**TASK OBJECTIVE**
Retype the records below exactly as they appear.

Dataset excerpt:
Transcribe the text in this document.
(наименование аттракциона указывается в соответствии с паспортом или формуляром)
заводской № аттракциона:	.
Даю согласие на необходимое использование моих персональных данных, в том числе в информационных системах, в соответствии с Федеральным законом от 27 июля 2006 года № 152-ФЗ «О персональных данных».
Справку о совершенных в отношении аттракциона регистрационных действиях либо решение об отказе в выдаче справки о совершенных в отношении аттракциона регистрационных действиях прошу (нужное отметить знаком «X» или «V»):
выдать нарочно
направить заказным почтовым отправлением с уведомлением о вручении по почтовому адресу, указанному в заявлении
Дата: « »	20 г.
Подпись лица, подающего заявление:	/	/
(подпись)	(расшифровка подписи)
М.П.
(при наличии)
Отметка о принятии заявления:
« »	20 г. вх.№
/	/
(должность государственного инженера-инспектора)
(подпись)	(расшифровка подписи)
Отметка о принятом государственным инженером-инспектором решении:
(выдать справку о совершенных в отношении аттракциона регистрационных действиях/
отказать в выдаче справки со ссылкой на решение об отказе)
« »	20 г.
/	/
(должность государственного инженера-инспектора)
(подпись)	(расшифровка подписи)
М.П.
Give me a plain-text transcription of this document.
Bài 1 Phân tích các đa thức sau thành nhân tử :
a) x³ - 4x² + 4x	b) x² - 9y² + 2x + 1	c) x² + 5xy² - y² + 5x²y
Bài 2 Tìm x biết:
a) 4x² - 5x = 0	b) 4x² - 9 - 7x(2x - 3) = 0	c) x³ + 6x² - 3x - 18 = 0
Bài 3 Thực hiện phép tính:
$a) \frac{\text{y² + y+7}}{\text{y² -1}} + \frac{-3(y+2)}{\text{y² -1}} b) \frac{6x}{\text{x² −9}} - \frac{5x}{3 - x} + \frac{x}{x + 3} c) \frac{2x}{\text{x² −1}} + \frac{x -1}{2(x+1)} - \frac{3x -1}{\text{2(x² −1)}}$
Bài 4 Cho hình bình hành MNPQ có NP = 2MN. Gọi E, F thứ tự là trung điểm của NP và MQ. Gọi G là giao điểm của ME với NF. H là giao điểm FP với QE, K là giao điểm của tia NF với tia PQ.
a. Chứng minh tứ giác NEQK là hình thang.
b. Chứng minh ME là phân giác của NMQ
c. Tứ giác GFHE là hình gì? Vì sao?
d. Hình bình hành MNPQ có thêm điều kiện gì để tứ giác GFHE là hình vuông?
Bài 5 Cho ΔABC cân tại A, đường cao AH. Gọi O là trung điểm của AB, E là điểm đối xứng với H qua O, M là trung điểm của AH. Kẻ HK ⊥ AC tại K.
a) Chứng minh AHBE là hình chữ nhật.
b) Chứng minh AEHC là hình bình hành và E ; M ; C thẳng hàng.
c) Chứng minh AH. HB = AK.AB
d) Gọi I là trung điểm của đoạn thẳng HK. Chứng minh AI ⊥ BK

**TASK SOLUTION**
Transcribe the text in this document.
(наименование аттракциона указывается в соответствии с паспортом или формуляром)
заводской № аттракциона:	.
Даю согласие на необходимое использование моих персональных данных, в том числе в информационных системах, в соответствии с Федеральным законом от 27 июля 2006 года № 152-ФЗ «О персональных данных».
Справку о совершенных в отношении аттракциона регистрационных действиях либо решение об отказе в выдаче справки о совершенных в отношении аттракциона регистрационных действиях прошу (нужное отметить знаком «X» или «V»):
выдать нарочно
направить заказным почтовым отправлением с уведомлением о вручении по почтовому адресу, указанному в заявлении
Дата: « »	20 г.
Подпись лица, подающего заявление:	/	/
(подпись)	(расшифровка подписи)
М.П.
(при наличии)
Отметка о принятии заявления:
« »	20 г. вх.№
/	/
(должность государственного инженера-инспектора)
(подпись)	(расшифровка подписи)
Отметка о принятом государственным инженером-инспектором решении:
(выдать справку о совершенных в отношении аттракциона регистрационных действиях/
отказать в выдаче справки со ссылкой на решение об отказе)
« »	20 г.
/	/
(должность государственного инженера-инспектора)
(подпись)	(расшифровка подписи)
М.П.
Give me a plain-text transcription of this document.
Bài 1 Phân tích các đa thức sau thành nhân tử :
a) x³ - 4x² + 4x	b) x² - 9y² + 2x + 1	c) x² + 5xy² - y² + 5x²y
Bài 2 Tìm x biết:
a) 4x² - 5x = 0	b) 4x² - 9 - 7x(2x - 3) = 0	c) x³ + 6x² - 3x - 18 = 0
Bài 3 Thực hiện phép tính:
$a) \frac{\text{y² + y+7}}{\text{y² -1}} + \frac{-3(y+2)}{\text{y² -1}} b) \frac{6x}{\text{x² −9}} - \frac{5x}{3 - x} + \frac{x}{x + 3} c) \frac{2x}{\text{x² −1}} + \frac{x -1}{2(x+1)} - \frac{3x -1}{\text{2(x² −1)}}$
Bài 4 Cho hình bình hành MNPQ có NP = 2MN. Gọi E, F thứ tự là trung điểm của NP và MQ. Gọi G là giao điểm của ME với NF. H là giao điểm FP với QE, K là giao điểm của tia NF với tia PQ.
a. Chứng minh tứ giác NEQK là hình thang.
b. Chứng minh ME là phân giác của NMQ
c. Tứ giác GFHE là hình gì? Vì sao?
d. Hình bình hành MNPQ có thêm điều kiện gì để tứ giác GFHE là hình vuông?
Bài 5 Cho ΔABC cân tại A, đường cao AH. Gọi O là trung điểm của AB, E là điểm đối xứng với H qua O, M là trung điểm của AH. Kẻ HK ⊥ AC tại K.
a) Chứng minh AHBE là hình chữ nhật.
b) Chứng minh AEHC là hình bình hành và E ; M ; C thẳng hàng.
c) Chứng minh AH. HB = AK.AB
d) Gọi I là trung điểm của đoạn thẳng HK. Chứng minh AI ⊥ BK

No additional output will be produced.